Retype the whole listing, please, keeping every line exact and dropping the pictures.

Entries from a dataset
- - -
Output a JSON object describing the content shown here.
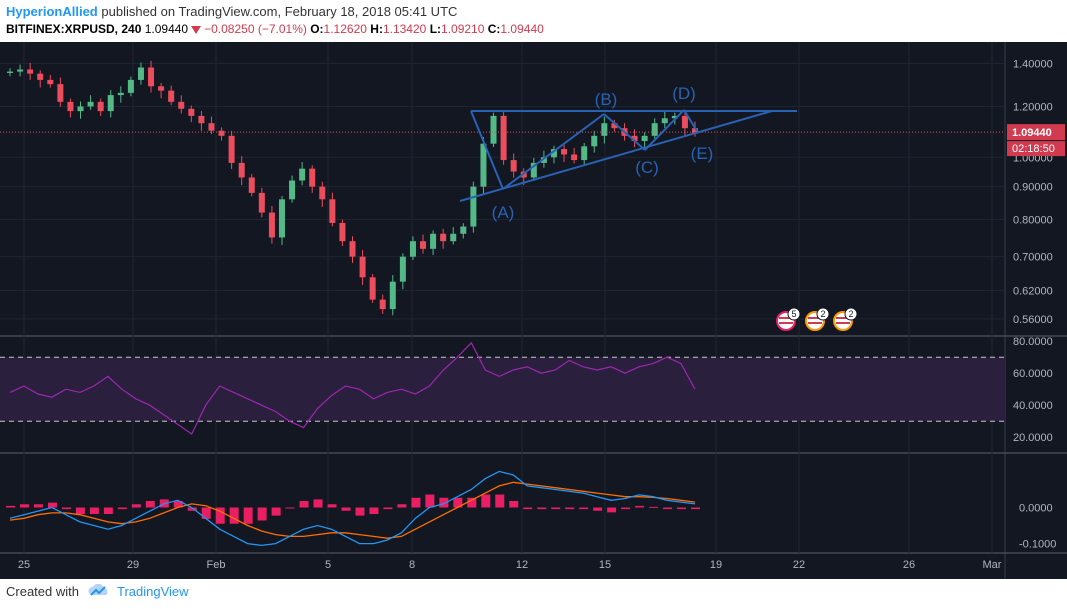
{
  "header": {
    "author": "HyperionAllied",
    "published_text": "published on TradingView.com, February 18, 2018 05:41 UTC",
    "symbol": "BITFINEX:XRPUSD, 240",
    "last": "1.09440",
    "change": "−0.08250 (−7.01%)",
    "open_label": "O:",
    "open": "1.12620",
    "high_label": "H:",
    "high": "1.13420",
    "low_label": "L:",
    "low": "1.09210",
    "close_label": "C:",
    "close": "1.09440"
  },
  "price_axis": {
    "ticks": [
      "1.40000",
      "1.20000",
      "1.00000",
      "0.90000",
      "0.80000",
      "0.70000",
      "0.62000",
      "0.56000"
    ],
    "current_price": "1.09440",
    "countdown": "02:18:50"
  },
  "rsi_axis": {
    "ticks": [
      "80.0000",
      "60.0000",
      "40.0000",
      "20.0000"
    ]
  },
  "macd_axis": {
    "ticks": [
      "0.0000",
      "-0.1000"
    ]
  },
  "time_axis": {
    "labels": [
      "25",
      "29",
      "Feb",
      "5",
      "8",
      "12",
      "15",
      "19",
      "22",
      "26",
      "Mar"
    ]
  },
  "wave_labels": [
    "(A)",
    "(B)",
    "(C)",
    "(D)",
    "(E)"
  ],
  "event_badges": [
    "5",
    "2",
    "2"
  ],
  "footer": {
    "created_with": "Created with",
    "brand": "TradingView"
  },
  "colors": {
    "background": "#131722",
    "up": "#53b987",
    "down": "#eb4d5c",
    "drawing": "#2962b3",
    "rsi": "#9c27b0",
    "macd_line": "#2196f3",
    "signal_line": "#ff6d00",
    "histogram": "#e91e63",
    "accent": "#2196f3"
  },
  "chart_data": {
    "type": "candlestick",
    "symbol": "BITFINEX:XRPUSD",
    "interval": "240",
    "price_scale": "log",
    "y_range": [
      0.54,
      1.48
    ],
    "x_ticks": [
      "25",
      "29",
      "Feb",
      "5",
      "8",
      "12",
      "15",
      "19",
      "22",
      "26",
      "Mar"
    ],
    "approx_closes": [
      1.36,
      1.37,
      1.35,
      1.32,
      1.3,
      1.22,
      1.18,
      1.2,
      1.22,
      1.18,
      1.25,
      1.26,
      1.32,
      1.38,
      1.29,
      1.27,
      1.22,
      1.19,
      1.16,
      1.13,
      1.1,
      1.08,
      0.98,
      0.93,
      0.88,
      0.82,
      0.75,
      0.86,
      0.92,
      0.96,
      0.9,
      0.86,
      0.79,
      0.74,
      0.7,
      0.65,
      0.6,
      0.58,
      0.64,
      0.7,
      0.74,
      0.72,
      0.76,
      0.74,
      0.76,
      0.78,
      0.9,
      1.05,
      1.16,
      0.99,
      0.95,
      0.93,
      0.98,
      1.0,
      1.03,
      1.01,
      0.99,
      1.04,
      1.08,
      1.13,
      1.11,
      1.08,
      1.06,
      1.08,
      1.13,
      1.15,
      1.16,
      1.11,
      1.09
    ],
    "rsi": [
      48,
      52,
      47,
      45,
      50,
      48,
      52,
      58,
      50,
      44,
      40,
      34,
      28,
      22,
      40,
      52,
      48,
      44,
      40,
      36,
      30,
      26,
      38,
      46,
      52,
      50,
      44,
      48,
      50,
      47,
      52,
      62,
      70,
      79,
      62,
      58,
      62,
      64,
      60,
      62,
      68,
      64,
      62,
      64,
      60,
      64,
      66,
      70,
      66,
      50
    ],
    "rsi_levels": [
      70,
      30
    ],
    "macd": [
      -0.03,
      -0.02,
      -0.01,
      0.0,
      -0.02,
      -0.04,
      -0.05,
      -0.06,
      -0.05,
      -0.03,
      -0.01,
      0.01,
      0.02,
      0.0,
      -0.03,
      -0.06,
      -0.08,
      -0.1,
      -0.105,
      -0.1,
      -0.08,
      -0.06,
      -0.05,
      -0.06,
      -0.08,
      -0.1,
      -0.1,
      -0.09,
      -0.07,
      -0.03,
      0.0,
      0.01,
      0.03,
      0.05,
      0.08,
      0.1,
      0.09,
      0.06,
      0.055,
      0.05,
      0.045,
      0.04,
      0.03,
      0.02,
      0.025,
      0.035,
      0.03,
      0.02,
      0.015,
      0.01
    ],
    "signal": [
      -0.035,
      -0.03,
      -0.02,
      -0.015,
      -0.015,
      -0.02,
      -0.03,
      -0.04,
      -0.045,
      -0.04,
      -0.03,
      -0.015,
      0.0,
      0.01,
      0.005,
      -0.01,
      -0.03,
      -0.05,
      -0.065,
      -0.075,
      -0.08,
      -0.08,
      -0.075,
      -0.07,
      -0.07,
      -0.075,
      -0.08,
      -0.085,
      -0.08,
      -0.06,
      -0.04,
      -0.02,
      0.0,
      0.02,
      0.04,
      0.06,
      0.07,
      0.065,
      0.06,
      0.055,
      0.05,
      0.045,
      0.04,
      0.035,
      0.03,
      0.03,
      0.028,
      0.025,
      0.02,
      0.015
    ],
    "elliott_labels": [
      "(A)",
      "(B)",
      "(C)",
      "(D)",
      "(E)"
    ]
  }
}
- - -
**Response below**
Output a JSON object describing the content shown here.
{
  "header": {
    "author": "HyperionAllied",
    "published_text": "published on TradingView.com, February 18, 2018 05:41 UTC",
    "symbol": "BITFINEX:XRPUSD, 240",
    "last": "1.09440",
    "change": "−0.08250 (−7.01%)",
    "open_label": "O:",
    "open": "1.12620",
    "high_label": "H:",
    "high": "1.13420",
    "low_label": "L:",
    "low": "1.09210",
    "close_label": "C:",
    "close": "1.09440"
  },
  "price_axis": {
    "ticks": [
      "1.40000",
      "1.20000",
      "1.00000",
      "0.90000",
      "0.80000",
      "0.70000",
      "0.62000",
      "0.56000"
    ],
    "current_price": "1.09440",
    "countdown": "02:18:50"
  },
  "rsi_axis": {
    "ticks": [
      "80.0000",
      "60.0000",
      "40.0000",
      "20.0000"
    ]
  },
  "macd_axis": {
    "ticks": [
      "0.0000",
      "-0.1000"
    ]
  },
  "time_axis": {
    "labels": [
      "25",
      "29",
      "Feb",
      "5",
      "8",
      "12",
      "15",
      "19",
      "22",
      "26",
      "Mar"
    ]
  },
  "wave_labels": [
    "(A)",
    "(B)",
    "(C)",
    "(D)",
    "(E)"
  ],
  "event_badges": [
    "5",
    "2",
    "2"
  ],
  "footer": {
    "created_with": "Created with",
    "brand": "TradingView"
  },
  "colors": {
    "background": "#131722",
    "up": "#53b987",
    "down": "#eb4d5c",
    "drawing": "#2962b3",
    "rsi": "#9c27b0",
    "macd_line": "#2196f3",
    "signal_line": "#ff6d00",
    "histogram": "#e91e63",
    "accent": "#2196f3"
  },
  "chart_data": {
    "type": "candlestick",
    "symbol": "BITFINEX:XRPUSD",
    "interval": "240",
    "price_scale": "log",
    "y_range": [
      0.54,
      1.48
    ],
    "x_ticks": [
      "25",
      "29",
      "Feb",
      "5",
      "8",
      "12",
      "15",
      "19",
      "22",
      "26",
      "Mar"
    ],
    "approx_closes": [
      1.36,
      1.37,
      1.35,
      1.32,
      1.3,
      1.22,
      1.18,
      1.2,
      1.22,
      1.18,
      1.25,
      1.26,
      1.32,
      1.38,
      1.29,
      1.27,
      1.22,
      1.19,
      1.16,
      1.13,
      1.1,
      1.08,
      0.98,
      0.93,
      0.88,
      0.82,
      0.75,
      0.86,
      0.92,
      0.96,
      0.9,
      0.86,
      0.79,
      0.74,
      0.7,
      0.65,
      0.6,
      0.58,
      0.64,
      0.7,
      0.74,
      0.72,
      0.76,
      0.74,
      0.76,
      0.78,
      0.9,
      1.05,
      1.16,
      0.99,
      0.95,
      0.93,
      0.98,
      1.0,
      1.03,
      1.01,
      0.99,
      1.04,
      1.08,
      1.13,
      1.11,
      1.08,
      1.06,
      1.08,
      1.13,
      1.15,
      1.16,
      1.11,
      1.09
    ],
    "rsi": [
      48,
      52,
      47,
      45,
      50,
      48,
      52,
      58,
      50,
      44,
      40,
      34,
      28,
      22,
      40,
      52,
      48,
      44,
      40,
      36,
      30,
      26,
      38,
      46,
      52,
      50,
      44,
      48,
      50,
      47,
      52,
      62,
      70,
      79,
      62,
      58,
      62,
      64,
      60,
      62,
      68,
      64,
      62,
      64,
      60,
      64,
      66,
      70,
      66,
      50
    ],
    "rsi_levels": [
      70,
      30
    ],
    "macd": [
      -0.03,
      -0.02,
      -0.01,
      0.0,
      -0.02,
      -0.04,
      -0.05,
      -0.06,
      -0.05,
      -0.03,
      -0.01,
      0.01,
      0.02,
      0.0,
      -0.03,
      -0.06,
      -0.08,
      -0.1,
      -0.105,
      -0.1,
      -0.08,
      -0.06,
      -0.05,
      -0.06,
      -0.08,
      -0.1,
      -0.1,
      -0.09,
      -0.07,
      -0.03,
      0.0,
      0.01,
      0.03,
      0.05,
      0.08,
      0.1,
      0.09,
      0.06,
      0.055,
      0.05,
      0.045,
      0.04,
      0.03,
      0.02,
      0.025,
      0.035,
      0.03,
      0.02,
      0.015,
      0.01
    ],
    "signal": [
      -0.035,
      -0.03,
      -0.02,
      -0.015,
      -0.015,
      -0.02,
      -0.03,
      -0.04,
      -0.045,
      -0.04,
      -0.03,
      -0.015,
      0.0,
      0.01,
      0.005,
      -0.01,
      -0.03,
      -0.05,
      -0.065,
      -0.075,
      -0.08,
      -0.08,
      -0.075,
      -0.07,
      -0.07,
      -0.075,
      -0.08,
      -0.085,
      -0.08,
      -0.06,
      -0.04,
      -0.02,
      0.0,
      0.02,
      0.04,
      0.06,
      0.07,
      0.065,
      0.06,
      0.055,
      0.05,
      0.045,
      0.04,
      0.035,
      0.03,
      0.03,
      0.028,
      0.025,
      0.02,
      0.015
    ],
    "elliott_labels": [
      "(A)",
      "(B)",
      "(C)",
      "(D)",
      "(E)"
    ]
  }
}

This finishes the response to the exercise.